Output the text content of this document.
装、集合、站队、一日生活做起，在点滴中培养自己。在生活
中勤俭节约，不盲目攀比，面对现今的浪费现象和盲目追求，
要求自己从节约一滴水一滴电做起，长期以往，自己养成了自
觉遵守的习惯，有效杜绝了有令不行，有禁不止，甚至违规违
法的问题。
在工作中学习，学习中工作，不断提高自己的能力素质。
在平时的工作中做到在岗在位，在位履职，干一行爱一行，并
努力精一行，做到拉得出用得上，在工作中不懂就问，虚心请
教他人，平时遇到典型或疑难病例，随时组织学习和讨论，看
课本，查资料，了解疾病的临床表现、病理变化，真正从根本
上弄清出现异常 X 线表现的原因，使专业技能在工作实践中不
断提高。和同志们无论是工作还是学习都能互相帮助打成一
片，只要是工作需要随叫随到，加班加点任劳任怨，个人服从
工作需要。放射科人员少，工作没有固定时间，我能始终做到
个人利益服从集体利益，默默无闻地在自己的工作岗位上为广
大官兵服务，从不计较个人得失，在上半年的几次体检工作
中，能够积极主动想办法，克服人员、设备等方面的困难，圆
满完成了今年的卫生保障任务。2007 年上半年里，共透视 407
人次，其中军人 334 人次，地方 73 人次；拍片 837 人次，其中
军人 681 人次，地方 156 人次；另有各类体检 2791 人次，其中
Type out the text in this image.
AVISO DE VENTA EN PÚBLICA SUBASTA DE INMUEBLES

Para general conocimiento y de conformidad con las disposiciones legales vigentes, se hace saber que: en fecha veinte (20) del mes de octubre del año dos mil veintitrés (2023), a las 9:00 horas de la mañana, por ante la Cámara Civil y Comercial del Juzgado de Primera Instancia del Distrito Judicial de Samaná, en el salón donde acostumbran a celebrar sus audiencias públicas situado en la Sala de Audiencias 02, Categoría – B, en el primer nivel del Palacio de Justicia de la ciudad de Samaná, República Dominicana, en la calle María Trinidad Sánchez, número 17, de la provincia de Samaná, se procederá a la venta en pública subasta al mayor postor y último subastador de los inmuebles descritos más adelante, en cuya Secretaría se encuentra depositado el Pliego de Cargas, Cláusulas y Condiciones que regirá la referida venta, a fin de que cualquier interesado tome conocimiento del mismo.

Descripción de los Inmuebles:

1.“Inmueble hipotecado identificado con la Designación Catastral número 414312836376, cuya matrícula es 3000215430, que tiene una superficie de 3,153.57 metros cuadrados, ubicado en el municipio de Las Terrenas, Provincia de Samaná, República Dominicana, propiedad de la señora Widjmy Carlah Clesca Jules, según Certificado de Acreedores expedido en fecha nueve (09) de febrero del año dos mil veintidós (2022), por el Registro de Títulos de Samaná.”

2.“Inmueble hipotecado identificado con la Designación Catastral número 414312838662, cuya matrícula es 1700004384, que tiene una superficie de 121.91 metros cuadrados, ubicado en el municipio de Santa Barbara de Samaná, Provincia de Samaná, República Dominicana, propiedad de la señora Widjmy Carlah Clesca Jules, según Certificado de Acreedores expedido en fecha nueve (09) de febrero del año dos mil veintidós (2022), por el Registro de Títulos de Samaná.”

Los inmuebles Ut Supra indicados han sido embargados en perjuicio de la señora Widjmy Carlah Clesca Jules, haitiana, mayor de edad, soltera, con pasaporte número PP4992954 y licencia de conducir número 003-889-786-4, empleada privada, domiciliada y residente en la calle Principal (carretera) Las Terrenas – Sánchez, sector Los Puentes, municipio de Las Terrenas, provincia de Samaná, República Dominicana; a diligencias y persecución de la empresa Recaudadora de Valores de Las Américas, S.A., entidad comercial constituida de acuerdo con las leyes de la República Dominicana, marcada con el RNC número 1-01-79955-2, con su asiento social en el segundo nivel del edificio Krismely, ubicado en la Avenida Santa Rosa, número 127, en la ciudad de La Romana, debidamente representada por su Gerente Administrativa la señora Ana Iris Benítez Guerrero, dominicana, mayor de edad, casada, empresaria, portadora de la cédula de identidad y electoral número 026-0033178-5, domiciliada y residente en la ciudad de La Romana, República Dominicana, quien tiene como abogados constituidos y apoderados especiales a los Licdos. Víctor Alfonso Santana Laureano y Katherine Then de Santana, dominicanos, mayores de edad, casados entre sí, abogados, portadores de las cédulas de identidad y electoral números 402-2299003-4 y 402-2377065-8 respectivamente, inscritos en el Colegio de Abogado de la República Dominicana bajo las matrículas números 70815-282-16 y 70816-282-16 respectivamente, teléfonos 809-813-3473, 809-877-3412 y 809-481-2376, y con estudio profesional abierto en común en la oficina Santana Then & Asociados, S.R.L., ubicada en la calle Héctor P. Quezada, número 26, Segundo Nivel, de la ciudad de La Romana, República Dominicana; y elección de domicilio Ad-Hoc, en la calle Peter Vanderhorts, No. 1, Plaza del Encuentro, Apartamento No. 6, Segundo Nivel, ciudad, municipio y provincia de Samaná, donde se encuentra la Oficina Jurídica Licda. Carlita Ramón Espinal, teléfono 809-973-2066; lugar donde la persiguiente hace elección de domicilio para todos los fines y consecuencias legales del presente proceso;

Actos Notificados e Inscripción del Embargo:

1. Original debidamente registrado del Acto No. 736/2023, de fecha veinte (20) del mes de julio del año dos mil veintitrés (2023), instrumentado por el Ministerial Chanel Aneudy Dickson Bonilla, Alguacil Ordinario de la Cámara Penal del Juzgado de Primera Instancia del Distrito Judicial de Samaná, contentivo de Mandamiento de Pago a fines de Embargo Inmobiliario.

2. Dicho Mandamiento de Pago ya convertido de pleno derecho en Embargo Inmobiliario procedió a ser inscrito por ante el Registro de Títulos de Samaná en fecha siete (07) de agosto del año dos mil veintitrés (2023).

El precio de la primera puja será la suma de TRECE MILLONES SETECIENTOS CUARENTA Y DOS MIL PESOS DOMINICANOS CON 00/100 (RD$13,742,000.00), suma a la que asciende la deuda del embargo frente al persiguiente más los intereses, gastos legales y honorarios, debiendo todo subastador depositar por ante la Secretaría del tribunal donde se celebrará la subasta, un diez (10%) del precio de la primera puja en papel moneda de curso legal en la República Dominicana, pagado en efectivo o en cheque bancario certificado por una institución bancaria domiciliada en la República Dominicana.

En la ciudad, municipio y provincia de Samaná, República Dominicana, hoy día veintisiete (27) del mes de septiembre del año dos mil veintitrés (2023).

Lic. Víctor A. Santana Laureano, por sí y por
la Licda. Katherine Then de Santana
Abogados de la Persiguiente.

DIRECTIONS FOR THIS TASK: Repeat all the records. Match each line exactly.

ANSWER TO THE TASK:
Output the text content of this document.
装、集合、站队、一日生活做起，在点滴中培养自己。在生活
中勤俭节约，不盲目攀比，面对现今的浪费现象和盲目追求，
要求自己从节约一滴水一滴电做起，长期以往，自己养成了自
觉遵守的习惯，有效杜绝了有令不行，有禁不止，甚至违规违
法的问题。
在工作中学习，学习中工作，不断提高自己的能力素质。
在平时的工作中做到在岗在位，在位履职，干一行爱一行，并
努力精一行，做到拉得出用得上，在工作中不懂就问，虚心请
教他人，平时遇到典型或疑难病例，随时组织学习和讨论，看
课本，查资料，了解疾病的临床表现、病理变化，真正从根本
上弄清出现异常 X 线表现的原因，使专业技能在工作实践中不
断提高。和同志们无论是工作还是学习都能互相帮助打成一
片，只要是工作需要随叫随到，加班加点任劳任怨，个人服从
工作需要。放射科人员少，工作没有固定时间，我能始终做到
个人利益服从集体利益，默默无闻地在自己的工作岗位上为广
大官兵服务，从不计较个人得失，在上半年的几次体检工作
中，能够积极主动想办法，克服人员、设备等方面的困难，圆
满完成了今年的卫生保障任务。2007 年上半年里，共透视 407
人次，其中军人 334 人次，地方 73 人次；拍片 837 人次，其中
军人 681 人次，地方 156 人次；另有各类体检 2791 人次，其中
Type out the text in this image.
AVISO DE VENTA EN PÚBLICA SUBASTA DE INMUEBLES

Para general conocimiento y de conformidad con las disposiciones legales vigentes, se hace saber que: en fecha veinte (20) del mes de octubre del año dos mil veintitrés (2023), a las 9:00 horas de la mañana, por ante la Cámara Civil y Comercial del Juzgado de Primera Instancia del Distrito Judicial de Samaná, en el salón donde acostumbran a celebrar sus audiencias públicas situado en la Sala de Audiencias 02, Categoría – B, en el primer nivel del Palacio de Justicia de la ciudad de Samaná, República Dominicana, en la calle María Trinidad Sánchez, número 17, de la provincia de Samaná, se procederá a la venta en pública subasta al mayor postor y último subastador de los inmuebles descritos más adelante, en cuya Secretaría se encuentra depositado el Pliego de Cargas, Cláusulas y Condiciones que regirá la referida venta, a fin de que cualquier interesado tome conocimiento del mismo.

Descripción de los Inmuebles:

1.“Inmueble hipotecado identificado con la Designación Catastral número 414312836376, cuya matrícula es 3000215430, que tiene una superficie de 3,153.57 metros cuadrados, ubicado en el municipio de Las Terrenas, Provincia de Samaná, República Dominicana, propiedad de la señora Widjmy Carlah Clesca Jules, según Certificado de Acreedores expedido en fecha nueve (09) de febrero del año dos mil veintidós (2022), por el Registro de Títulos de Samaná.”

2.“Inmueble hipotecado identificado con la Designación Catastral número 414312838662, cuya matrícula es 1700004384, que tiene una superficie de 121.91 metros cuadrados, ubicado en el municipio de Santa Barbara de Samaná, Provincia de Samaná, República Dominicana, propiedad de la señora Widjmy Carlah Clesca Jules, según Certificado de Acreedores expedido en fecha nueve (09) de febrero del año dos mil veintidós (2022), por el Registro de Títulos de Samaná.”

Los inmuebles Ut Supra indicados han sido embargados en perjuicio de la señora Widjmy Carlah Clesca Jules, haitiana, mayor de edad, soltera, con pasaporte número PP4992954 y licencia de conducir número 003-889-786-4, empleada privada, domiciliada y residente en la calle Principal (carretera) Las Terrenas – Sánchez, sector Los Puentes, municipio de Las Terrenas, provincia de Samaná, República Dominicana; a diligencias y persecución de la empresa Recaudadora de Valores de Las Américas, S.A., entidad comercial constituida de acuerdo con las leyes de la República Dominicana, marcada con el RNC número 1-01-79955-2, con su asiento social en el segundo nivel del edificio Krismely, ubicado en la Avenida Santa Rosa, número 127, en la ciudad de La Romana, debidamente representada por su Gerente Administrativa la señora Ana Iris Benítez Guerrero, dominicana, mayor de edad, casada, empresaria, portadora de la cédula de identidad y electoral número 026-0033178-5, domiciliada y residente en la ciudad de La Romana, República Dominicana, quien tiene como abogados constituidos y apoderados especiales a los Licdos. Víctor Alfonso Santana Laureano y Katherine Then de Santana, dominicanos, mayores de edad, casados entre sí, abogados, portadores de las cédulas de identidad y electoral números 402-2299003-4 y 402-2377065-8 respectivamente, inscritos en el Colegio de Abogado de la República Dominicana bajo las matrículas números 70815-282-16 y 70816-282-16 respectivamente, teléfonos 809-813-3473, 809-877-3412 y 809-481-2376, y con estudio profesional abierto en común en la oficina Santana Then & Asociados, S.R.L., ubicada en la calle Héctor P. Quezada, número 26, Segundo Nivel, de la ciudad de La Romana, República Dominicana; y elección de domicilio Ad-Hoc, en la calle Peter Vanderhorts, No. 1, Plaza del Encuentro, Apartamento No. 6, Segundo Nivel, ciudad, municipio y provincia de Samaná, donde se encuentra la Oficina Jurídica Licda. Carlita Ramón Espinal, teléfono 809-973-2066; lugar donde la persiguiente hace elección de domicilio para todos los fines y consecuencias legales del presente proceso;

Actos Notificados e Inscripción del Embargo:

1. Original debidamente registrado del Acto No. 736/2023, de fecha veinte (20) del mes de julio del año dos mil veintitrés (2023), instrumentado por el Ministerial Chanel Aneudy Dickson Bonilla, Alguacil Ordinario de la Cámara Penal del Juzgado de Primera Instancia del Distrito Judicial de Samaná, contentivo de Mandamiento de Pago a fines de Embargo Inmobiliario.

2. Dicho Mandamiento de Pago ya convertido de pleno derecho en Embargo Inmobiliario procedió a ser inscrito por ante el Registro de Títulos de Samaná en fecha siete (07) de agosto del año dos mil veintitrés (2023).

El precio de la primera puja será la suma de TRECE MILLONES SETECIENTOS CUARENTA Y DOS MIL PESOS DOMINICANOS CON 00/100 (RD$13,742,000.00), suma a la que asciende la deuda del embargo frente al persiguiente más los intereses, gastos legales y honorarios, debiendo todo subastador depositar por ante la Secretaría del tribunal donde se celebrará la subasta, un diez (10%) del precio de la primera puja en papel moneda de curso legal en la República Dominicana, pagado en efectivo o en cheque bancario certificado por una institución bancaria domiciliada en la República Dominicana.

En la ciudad, municipio y provincia de Samaná, República Dominicana, hoy día veintisiete (27) del mes de septiembre del año dos mil veintitrés (2023).

Lic. Víctor A. Santana Laureano, por sí y por
la Licda. Katherine Then de Santana
Abogados de la Persiguiente.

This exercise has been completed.